- **PROBLÈMES À RÉSOUDRE**:
(A) Dans l'extrait sur la prostitution, reformulez plus brièvement le paragraphe qui commence par « Les politiques s'inscrivaient encore », sans perdre ses faits principaux.
(B) Prolongez l'extrait sur la prostitution et les droits humains à partir de sa dernière phrase.

- **EXTRAIT CHOISI**:
· · · · · · ·
Qui se souvient que la prostitution était jusque dans les années 1980 considérée comme une violation des droits humains? Ces termes étaient utilisés en 1984 dans le Plan d’action des Nations Unies contre les pratiques traditionnelles dommageables qui affectent la santé des femmes et des enfants, dans la section Violences à l’encontre des femmes et des enfants. De la même façon, en 1985, la Conférence de l’ONU de Nairobi parlait de forme d’esclavage imposée à des femmes[Cité in [Que font les gouvernements européens face aux politiques de légitimation du proxénétisme?, Marie-Victoire Louis, mars 1998.]]. Et en 1979, la Convention de l’ONU sur l’élimination de toutes les formes de discrimination à l’égard des femmes (CEDAW), invitait les États, dans son article 6, à prendre
toutes les mesures appropriées, y compris des dispositions législatives, pour réprimer, sous toutes leurs formes, le trafic des femmes et l’exploitation de la prostitution des femmes.

La prostitution, une forme d’esclavage imposée à des femmes

Les politiques s’inscrivaient encore dans le cadre du combat abolitionniste engagé dans les années 1880 par Joséphine Butler en Angleterre et soutenu par tous les progressistes – par exemple, en France Jean Jaurès et Victor Hugo.
Le symbole en était la Convention internationale de 1949 réprimant la traite des êtres humains et l’exploitation de la prostitution d’autrui dont le préambule affirmait :
La prostitution et le mal qui l’accompagne, à savoir la traite des êtres humains en vue de la prostitution, sont incompatibles avec la dignité et la valeur de la personne humaine.
· · · · · · ·
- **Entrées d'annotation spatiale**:
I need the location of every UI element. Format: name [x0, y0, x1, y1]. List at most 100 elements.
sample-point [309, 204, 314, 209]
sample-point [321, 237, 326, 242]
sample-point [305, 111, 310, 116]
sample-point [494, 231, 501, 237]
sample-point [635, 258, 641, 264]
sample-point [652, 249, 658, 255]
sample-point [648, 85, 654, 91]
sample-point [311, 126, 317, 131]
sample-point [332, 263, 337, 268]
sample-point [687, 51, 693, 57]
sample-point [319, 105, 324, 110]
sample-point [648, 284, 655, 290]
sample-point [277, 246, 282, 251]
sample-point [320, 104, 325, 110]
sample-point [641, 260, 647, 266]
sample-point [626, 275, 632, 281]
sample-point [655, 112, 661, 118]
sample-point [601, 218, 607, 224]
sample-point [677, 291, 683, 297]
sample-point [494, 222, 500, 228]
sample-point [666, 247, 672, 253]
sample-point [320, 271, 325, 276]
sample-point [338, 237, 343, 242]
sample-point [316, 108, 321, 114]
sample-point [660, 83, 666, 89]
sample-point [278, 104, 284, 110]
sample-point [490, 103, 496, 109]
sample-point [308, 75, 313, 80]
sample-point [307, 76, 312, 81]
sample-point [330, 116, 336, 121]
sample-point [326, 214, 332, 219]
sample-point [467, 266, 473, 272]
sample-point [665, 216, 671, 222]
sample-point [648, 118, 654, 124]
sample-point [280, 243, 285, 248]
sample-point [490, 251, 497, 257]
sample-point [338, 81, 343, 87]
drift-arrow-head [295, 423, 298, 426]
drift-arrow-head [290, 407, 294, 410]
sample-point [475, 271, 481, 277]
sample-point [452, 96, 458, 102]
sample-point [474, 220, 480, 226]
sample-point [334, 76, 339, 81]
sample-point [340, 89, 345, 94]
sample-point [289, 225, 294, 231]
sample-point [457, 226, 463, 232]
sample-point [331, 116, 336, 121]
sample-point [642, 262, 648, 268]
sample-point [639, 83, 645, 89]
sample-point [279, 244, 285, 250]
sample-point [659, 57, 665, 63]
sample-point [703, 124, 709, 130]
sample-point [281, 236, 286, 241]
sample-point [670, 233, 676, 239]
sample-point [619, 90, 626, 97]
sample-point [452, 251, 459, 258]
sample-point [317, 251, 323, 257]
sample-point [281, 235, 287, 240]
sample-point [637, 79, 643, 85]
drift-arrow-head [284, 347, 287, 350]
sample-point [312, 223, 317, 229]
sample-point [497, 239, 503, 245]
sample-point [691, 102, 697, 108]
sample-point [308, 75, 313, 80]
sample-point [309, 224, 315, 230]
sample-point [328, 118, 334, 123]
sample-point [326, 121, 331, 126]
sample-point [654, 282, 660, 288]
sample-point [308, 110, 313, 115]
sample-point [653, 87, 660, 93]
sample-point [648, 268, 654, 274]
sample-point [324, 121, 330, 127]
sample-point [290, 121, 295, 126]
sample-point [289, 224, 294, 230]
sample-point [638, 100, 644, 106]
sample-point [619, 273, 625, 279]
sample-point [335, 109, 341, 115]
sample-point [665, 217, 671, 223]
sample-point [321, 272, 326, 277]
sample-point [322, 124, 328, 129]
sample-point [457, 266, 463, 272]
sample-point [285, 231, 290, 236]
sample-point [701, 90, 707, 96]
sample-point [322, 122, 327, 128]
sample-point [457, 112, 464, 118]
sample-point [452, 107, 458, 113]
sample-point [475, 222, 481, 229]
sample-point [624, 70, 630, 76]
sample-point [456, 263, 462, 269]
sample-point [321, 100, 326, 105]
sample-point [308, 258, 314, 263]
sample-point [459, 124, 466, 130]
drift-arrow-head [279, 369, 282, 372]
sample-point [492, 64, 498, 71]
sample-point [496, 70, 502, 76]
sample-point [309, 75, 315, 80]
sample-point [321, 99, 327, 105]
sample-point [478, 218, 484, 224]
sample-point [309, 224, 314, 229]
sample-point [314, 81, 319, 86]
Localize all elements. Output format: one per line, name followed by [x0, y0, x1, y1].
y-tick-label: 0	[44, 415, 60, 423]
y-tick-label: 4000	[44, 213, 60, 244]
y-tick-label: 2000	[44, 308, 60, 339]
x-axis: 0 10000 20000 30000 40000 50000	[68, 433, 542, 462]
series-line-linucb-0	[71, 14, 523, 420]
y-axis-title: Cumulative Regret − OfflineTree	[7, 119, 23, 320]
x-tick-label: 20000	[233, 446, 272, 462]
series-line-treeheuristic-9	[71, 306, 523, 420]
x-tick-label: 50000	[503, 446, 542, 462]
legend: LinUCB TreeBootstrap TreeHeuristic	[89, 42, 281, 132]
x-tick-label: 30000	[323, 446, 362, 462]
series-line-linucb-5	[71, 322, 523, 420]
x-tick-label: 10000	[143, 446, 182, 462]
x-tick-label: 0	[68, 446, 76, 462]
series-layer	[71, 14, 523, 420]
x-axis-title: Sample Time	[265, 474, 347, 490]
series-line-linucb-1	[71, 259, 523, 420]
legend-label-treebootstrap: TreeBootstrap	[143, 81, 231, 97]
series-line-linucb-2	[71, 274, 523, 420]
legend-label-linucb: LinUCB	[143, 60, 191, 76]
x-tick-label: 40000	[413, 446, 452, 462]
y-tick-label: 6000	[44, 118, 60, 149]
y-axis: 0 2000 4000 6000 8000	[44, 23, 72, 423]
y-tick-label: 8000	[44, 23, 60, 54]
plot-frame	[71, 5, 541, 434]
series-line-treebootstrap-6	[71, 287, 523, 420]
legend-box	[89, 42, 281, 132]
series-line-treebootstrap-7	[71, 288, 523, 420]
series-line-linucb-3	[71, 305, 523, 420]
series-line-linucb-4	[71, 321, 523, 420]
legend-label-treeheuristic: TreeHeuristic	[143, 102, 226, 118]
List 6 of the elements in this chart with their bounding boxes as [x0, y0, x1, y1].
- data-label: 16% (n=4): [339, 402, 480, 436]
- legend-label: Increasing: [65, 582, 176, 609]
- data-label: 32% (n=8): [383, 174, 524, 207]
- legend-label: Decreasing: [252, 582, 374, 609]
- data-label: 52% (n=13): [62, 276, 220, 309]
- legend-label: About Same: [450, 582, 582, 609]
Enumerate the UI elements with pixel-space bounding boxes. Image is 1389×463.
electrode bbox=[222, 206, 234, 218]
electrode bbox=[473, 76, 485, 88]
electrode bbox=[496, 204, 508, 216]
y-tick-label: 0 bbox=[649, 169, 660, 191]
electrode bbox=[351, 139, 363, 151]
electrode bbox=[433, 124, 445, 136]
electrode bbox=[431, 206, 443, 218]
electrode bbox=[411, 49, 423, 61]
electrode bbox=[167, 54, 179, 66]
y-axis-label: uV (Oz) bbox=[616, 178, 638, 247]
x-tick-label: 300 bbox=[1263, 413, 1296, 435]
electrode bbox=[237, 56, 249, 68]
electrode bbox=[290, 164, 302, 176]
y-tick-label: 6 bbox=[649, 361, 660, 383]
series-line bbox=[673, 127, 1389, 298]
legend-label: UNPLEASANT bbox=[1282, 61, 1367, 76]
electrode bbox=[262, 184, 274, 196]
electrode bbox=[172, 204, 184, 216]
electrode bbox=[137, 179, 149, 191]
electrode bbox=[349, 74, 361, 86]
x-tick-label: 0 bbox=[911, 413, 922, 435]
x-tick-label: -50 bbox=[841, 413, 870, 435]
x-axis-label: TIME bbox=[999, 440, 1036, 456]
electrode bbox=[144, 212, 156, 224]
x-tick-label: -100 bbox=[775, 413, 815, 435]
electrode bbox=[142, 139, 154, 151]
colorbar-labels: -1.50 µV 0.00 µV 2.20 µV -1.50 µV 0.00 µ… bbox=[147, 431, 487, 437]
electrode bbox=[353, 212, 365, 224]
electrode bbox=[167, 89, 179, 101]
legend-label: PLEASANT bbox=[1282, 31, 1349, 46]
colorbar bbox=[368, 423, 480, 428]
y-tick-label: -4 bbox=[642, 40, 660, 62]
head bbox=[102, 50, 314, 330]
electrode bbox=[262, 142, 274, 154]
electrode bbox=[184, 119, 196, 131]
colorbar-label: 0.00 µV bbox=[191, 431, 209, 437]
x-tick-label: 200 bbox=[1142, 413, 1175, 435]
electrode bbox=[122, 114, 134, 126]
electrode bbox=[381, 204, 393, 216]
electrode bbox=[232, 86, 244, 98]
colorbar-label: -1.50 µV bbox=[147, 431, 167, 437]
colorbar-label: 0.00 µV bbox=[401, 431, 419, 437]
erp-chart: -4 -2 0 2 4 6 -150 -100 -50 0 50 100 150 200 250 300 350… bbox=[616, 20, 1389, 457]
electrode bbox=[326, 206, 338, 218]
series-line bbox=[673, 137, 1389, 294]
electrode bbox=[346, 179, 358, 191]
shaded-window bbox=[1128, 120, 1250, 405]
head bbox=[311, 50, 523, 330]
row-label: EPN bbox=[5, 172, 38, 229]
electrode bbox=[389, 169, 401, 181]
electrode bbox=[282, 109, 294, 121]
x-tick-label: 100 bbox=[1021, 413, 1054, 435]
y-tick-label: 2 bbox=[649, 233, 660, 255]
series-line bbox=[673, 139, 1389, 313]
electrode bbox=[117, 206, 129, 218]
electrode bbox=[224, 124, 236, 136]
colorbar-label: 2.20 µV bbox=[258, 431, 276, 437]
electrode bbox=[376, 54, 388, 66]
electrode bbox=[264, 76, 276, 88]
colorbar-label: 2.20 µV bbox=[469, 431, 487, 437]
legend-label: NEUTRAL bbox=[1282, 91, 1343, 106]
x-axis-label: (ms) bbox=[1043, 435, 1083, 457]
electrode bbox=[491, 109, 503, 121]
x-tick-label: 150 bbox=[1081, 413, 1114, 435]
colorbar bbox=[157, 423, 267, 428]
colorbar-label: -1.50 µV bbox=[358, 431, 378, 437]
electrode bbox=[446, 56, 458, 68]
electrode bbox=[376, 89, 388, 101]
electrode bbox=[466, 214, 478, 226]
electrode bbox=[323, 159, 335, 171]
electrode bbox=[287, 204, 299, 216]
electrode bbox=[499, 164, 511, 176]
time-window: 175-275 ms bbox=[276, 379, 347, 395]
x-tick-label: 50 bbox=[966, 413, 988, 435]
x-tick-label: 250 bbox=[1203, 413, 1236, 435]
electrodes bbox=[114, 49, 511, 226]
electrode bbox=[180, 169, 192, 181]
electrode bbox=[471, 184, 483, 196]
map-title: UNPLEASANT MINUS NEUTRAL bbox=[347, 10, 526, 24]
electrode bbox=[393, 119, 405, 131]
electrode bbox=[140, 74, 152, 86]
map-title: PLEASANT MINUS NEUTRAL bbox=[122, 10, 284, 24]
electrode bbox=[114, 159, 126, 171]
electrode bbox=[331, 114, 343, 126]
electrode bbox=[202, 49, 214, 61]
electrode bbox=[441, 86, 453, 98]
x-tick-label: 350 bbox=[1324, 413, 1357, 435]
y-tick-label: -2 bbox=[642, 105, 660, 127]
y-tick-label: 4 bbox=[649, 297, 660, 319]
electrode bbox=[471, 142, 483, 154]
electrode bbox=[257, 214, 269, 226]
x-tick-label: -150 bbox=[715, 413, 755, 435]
· · · · · · ·
- **CORRIGÉ PAR EXERCICE**:
(A) Les politiques relevaient encore du combat abolitionniste lancé en Angleterre dans les années 1880 par Joséphine Butler. Tous les progressistes le soutenaient, dont Jean Jaurès et Victor Hugo en France.

(B)
Point d’importance, ce texte, élaboré dans la foulée de la Déclaration universelle des droits de l’homme (1948) était fondé sur un interdit sans précédent : celui du proxénétisme. Les années 1990 ont été, à cet égard, le théâtre d’un bouleversement qui n’a pas fait la Une des médias. Les instances européennes ont pourtant, dans le sillage des Pays-Bas, ouvert la voie à une conception libérale de la prostitution, considérée comme un métier possible. La lutte s’est peu à peu cantonnée à la prostitution dite « forcée » et à la « traite ». Le concept de « prostitution forcée » a de facto enterré toute volonté de lutte contre la prostitution et le proxénétisme. [[Le corps humain mis sur le marché, Marie-Victoire Louis, Le Monde Diplomatique, mars 1997.]] dénonce, dès 1997, la manière dont le gouvernement néerlandais évacue toute analyse des rapports de domination qui sont à la base même de la prostitution au profit d’une logique économique libérale poussée à son terme ultime.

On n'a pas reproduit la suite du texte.